The task → Please print the full listing exactly.

(Data entries)
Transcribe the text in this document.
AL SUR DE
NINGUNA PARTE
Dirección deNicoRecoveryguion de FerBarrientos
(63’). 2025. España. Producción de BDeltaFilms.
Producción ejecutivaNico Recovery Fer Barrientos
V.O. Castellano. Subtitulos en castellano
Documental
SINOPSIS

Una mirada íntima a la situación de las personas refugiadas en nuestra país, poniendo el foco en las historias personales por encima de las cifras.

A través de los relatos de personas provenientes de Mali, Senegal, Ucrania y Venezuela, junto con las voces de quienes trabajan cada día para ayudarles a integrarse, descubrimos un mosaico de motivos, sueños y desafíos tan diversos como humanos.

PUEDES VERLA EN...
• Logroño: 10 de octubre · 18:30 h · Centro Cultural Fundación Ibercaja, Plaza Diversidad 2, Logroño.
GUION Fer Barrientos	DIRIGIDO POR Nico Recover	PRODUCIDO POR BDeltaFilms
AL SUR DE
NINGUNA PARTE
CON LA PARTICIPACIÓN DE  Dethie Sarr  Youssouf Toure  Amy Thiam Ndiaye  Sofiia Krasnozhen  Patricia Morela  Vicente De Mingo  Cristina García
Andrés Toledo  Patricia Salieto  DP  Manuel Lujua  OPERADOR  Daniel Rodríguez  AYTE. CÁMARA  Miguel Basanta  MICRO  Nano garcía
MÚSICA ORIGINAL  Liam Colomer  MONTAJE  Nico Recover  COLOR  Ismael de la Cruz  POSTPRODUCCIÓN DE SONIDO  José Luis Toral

Complete answer →
Transcribe the text in this document.
AL SUR DE
NINGUNA PARTE
Dirección deNicoRecoveryguion de FerBarrientos
(63’). 2025. España. Producción de BDeltaFilms.
Producción ejecutivaNico Recovery Fer Barrientos
V.O. Castellano. Subtitulos en castellano
Documental
SINOPSIS

Una mirada íntima a la situación de las personas refugiadas en nuestra país, poniendo el foco en las historias personales por encima de las cifras.

A través de los relatos de personas provenientes de Mali, Senegal, Ucrania y Venezuela, junto con las voces de quienes trabajan cada día para ayudarles a integrarse, descubrimos un mosaico de motivos, sueños y desafíos tan diversos como humanos.

PUEDES VERLA EN...
• Logroño: 10 de octubre · 18:30 h · Centro Cultural Fundación Ibercaja, Plaza Diversidad 2, Logroño.
GUION Fer Barrientos	DIRIGIDO POR Nico Recover	PRODUCIDO POR BDeltaFilms
AL SUR DE
NINGUNA PARTE
CON LA PARTICIPACIÓN DE  Dethie Sarr  Youssouf Toure  Amy Thiam Ndiaye  Sofiia Krasnozhen  Patricia Morela  Vicente De Mingo  Cristina García
Andrés Toledo  Patricia Salieto  DP  Manuel Lujua  OPERADOR  Daniel Rodríguez  AYTE. CÁMARA  Miguel Basanta  MICRO  Nano garcía
MÚSICA ORIGINAL  Liam Colomer  MONTAJE  Nico Recover  COLOR  Ismael de la Cruz  POSTPRODUCCIÓN DE SONIDO  José Luis Toral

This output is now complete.